Dataset records →
━━━━━━━━━━━━━━━━━━━━
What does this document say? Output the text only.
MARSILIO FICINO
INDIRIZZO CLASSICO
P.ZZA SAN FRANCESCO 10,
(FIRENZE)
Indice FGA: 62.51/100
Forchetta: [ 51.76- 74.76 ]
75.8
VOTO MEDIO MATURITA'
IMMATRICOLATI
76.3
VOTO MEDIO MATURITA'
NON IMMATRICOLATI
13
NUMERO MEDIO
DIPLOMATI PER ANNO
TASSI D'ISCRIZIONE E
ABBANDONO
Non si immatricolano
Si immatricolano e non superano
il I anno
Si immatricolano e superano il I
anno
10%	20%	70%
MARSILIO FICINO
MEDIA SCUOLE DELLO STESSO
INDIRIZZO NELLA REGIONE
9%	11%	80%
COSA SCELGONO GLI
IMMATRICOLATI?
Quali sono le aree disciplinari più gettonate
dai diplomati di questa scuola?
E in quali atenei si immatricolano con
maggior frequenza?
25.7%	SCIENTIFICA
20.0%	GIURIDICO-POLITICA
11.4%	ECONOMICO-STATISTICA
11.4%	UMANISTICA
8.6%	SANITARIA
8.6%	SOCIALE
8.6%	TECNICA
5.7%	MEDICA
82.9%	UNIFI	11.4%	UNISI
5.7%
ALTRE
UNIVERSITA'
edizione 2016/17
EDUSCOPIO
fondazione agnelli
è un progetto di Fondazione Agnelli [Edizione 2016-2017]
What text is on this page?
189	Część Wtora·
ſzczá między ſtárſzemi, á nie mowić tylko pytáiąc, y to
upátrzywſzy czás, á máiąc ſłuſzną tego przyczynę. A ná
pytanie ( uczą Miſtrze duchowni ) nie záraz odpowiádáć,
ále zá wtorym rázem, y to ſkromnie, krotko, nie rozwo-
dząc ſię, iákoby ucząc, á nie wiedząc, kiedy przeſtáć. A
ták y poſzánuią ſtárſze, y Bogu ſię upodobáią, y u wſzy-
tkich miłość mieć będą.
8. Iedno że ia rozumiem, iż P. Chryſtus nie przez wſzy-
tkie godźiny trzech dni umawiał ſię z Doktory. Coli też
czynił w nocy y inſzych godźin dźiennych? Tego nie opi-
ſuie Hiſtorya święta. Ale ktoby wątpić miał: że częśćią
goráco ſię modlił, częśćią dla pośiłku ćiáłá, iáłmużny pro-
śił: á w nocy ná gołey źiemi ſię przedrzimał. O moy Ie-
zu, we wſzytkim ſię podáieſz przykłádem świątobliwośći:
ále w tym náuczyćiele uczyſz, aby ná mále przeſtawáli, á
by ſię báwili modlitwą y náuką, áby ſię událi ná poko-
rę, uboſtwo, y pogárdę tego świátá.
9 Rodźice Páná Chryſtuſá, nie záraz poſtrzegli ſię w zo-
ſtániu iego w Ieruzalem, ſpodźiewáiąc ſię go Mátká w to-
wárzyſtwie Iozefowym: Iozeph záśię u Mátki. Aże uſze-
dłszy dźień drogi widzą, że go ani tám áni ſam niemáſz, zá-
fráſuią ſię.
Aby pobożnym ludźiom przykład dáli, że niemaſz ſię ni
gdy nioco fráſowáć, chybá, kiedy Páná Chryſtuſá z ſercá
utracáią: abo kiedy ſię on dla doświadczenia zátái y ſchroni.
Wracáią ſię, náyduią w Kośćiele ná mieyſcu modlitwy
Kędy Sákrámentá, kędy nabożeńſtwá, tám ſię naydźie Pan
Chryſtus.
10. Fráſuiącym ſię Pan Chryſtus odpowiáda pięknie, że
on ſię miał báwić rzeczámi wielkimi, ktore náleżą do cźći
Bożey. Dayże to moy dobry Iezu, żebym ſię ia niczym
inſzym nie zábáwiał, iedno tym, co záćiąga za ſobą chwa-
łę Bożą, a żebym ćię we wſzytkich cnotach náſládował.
━━━━━━━━━━━━━━━━━━━━
Find the string "IMMATRICOLATI" in the entries above and return each line that holds it.

The result →
IMMATRICOLATI
NON IMMATRICOLATI
IMMATRICOLATI?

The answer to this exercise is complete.